[Rows from a layout dataset]
=-=-=-=-=
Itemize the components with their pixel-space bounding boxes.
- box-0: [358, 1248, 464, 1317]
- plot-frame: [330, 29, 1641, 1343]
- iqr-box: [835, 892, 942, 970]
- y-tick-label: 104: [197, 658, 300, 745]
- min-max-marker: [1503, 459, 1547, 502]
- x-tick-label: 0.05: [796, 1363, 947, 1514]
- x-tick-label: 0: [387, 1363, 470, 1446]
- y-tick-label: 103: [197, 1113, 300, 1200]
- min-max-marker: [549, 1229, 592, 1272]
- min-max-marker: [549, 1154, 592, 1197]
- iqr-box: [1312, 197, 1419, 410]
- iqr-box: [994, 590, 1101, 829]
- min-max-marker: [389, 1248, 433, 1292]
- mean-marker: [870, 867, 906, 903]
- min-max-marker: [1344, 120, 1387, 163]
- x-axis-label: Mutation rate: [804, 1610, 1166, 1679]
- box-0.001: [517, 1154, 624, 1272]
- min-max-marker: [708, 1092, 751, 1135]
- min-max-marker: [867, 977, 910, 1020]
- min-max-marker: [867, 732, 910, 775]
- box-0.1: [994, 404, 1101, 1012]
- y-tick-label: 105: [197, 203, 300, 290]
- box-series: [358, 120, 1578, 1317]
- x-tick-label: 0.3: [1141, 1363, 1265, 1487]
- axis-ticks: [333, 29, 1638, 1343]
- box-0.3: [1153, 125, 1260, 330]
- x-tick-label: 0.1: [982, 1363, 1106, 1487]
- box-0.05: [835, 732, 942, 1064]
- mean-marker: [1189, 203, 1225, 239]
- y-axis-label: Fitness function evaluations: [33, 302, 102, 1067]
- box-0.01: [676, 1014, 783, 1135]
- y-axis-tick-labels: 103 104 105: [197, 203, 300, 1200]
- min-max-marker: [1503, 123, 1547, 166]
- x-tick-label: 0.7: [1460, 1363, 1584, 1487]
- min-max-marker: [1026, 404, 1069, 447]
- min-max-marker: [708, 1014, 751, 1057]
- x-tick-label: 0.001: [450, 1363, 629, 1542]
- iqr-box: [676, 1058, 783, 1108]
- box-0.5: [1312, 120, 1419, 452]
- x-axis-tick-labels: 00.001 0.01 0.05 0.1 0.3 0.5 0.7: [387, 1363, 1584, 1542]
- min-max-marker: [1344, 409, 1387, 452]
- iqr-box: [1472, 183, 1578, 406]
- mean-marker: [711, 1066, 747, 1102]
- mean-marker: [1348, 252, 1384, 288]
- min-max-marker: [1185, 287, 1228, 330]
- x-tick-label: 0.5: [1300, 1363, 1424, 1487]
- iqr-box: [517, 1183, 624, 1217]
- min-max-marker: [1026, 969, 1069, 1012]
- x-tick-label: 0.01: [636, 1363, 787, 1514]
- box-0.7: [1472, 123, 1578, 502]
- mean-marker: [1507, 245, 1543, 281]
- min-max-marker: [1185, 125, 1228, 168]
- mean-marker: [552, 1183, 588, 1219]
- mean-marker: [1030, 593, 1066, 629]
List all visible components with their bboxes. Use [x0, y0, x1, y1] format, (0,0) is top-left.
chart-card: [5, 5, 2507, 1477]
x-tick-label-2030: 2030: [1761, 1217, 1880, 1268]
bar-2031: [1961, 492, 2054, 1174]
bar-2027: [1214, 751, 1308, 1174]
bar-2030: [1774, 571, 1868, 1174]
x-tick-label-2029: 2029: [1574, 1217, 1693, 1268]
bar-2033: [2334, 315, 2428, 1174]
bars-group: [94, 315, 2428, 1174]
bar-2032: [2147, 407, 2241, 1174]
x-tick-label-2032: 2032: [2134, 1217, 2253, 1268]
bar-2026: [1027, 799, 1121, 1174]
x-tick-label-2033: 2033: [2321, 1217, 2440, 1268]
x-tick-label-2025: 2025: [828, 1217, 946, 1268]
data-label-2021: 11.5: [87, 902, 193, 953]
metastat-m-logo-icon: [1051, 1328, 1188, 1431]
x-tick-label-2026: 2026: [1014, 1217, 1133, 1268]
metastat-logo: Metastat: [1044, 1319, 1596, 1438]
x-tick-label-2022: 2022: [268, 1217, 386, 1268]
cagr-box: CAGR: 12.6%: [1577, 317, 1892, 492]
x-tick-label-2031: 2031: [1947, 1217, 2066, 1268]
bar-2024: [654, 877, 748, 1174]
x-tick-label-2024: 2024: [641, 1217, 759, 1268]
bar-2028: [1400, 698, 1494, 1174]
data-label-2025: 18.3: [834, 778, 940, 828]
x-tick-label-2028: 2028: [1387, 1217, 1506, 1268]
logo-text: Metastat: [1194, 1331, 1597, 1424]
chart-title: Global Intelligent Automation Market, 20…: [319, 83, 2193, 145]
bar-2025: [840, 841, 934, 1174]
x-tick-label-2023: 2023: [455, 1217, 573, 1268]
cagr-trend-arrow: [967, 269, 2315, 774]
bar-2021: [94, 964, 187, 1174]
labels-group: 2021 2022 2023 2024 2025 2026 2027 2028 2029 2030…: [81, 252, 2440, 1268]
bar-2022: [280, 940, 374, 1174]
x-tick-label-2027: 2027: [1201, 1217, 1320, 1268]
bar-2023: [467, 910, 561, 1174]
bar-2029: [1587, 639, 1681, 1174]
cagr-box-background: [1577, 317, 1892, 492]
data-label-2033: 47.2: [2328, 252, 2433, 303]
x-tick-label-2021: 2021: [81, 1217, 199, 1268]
=-=-=-=-=
▶ **REQUIREMENT**:
Format the lines of the entries above as a Markdown table with the columns "Row" and "Line", starting at the first line and ending at the line containing "- box-0.001: [517, 1154, 624, 1272]". Leave out blank lines.

▶ **IN RESPONSE**:
| Row | Line |
|---|---|
| 1 | Itemize the components with their pixel-space bounding boxes. |
| 2 | - box-0: [358, 1248, 464, 1317] |
| 3 | - plot-frame: [330, 29, 1641, 1343] |
| 4 | - iqr-box: [835, 892, 942, 970] |
| 5 | - y-tick-label: 104: [197, 658, 300, 745] |
| 6 | - min-max-marker: [1503, 459, 1547, 502] |
| 7 | - x-tick-label: 0.05: [796, 1363, 947, 1514] |
| 8 | - x-tick-label: 0: [387, 1363, 470, 1446] |
| 9 | - y-tick-label: 103: [197, 1113, 300, 1200] |
| 10 | - min-max-marker: [549, 1229, 592, 1272] |
| 11 | - min-max-marker: [549, 1154, 592, 1197] |
| 12 | - iqr-box: [1312, 197, 1419, 410] |
| 13 | - iqr-box: [994, 590, 1101, 829] |
| 14 | - min-max-marker: [389, 1248, 433, 1292] |
| 15 | - mean-marker: [870, 867, 906, 903] |
| 16 | - min-max-marker: [1344, 120, 1387, 163] |
| 17 | - x-axis-label: Mutation rate: [804, 1610, 1166, 1679] |
| 18 | - box-0.001: [517, 1154, 624, 1272] |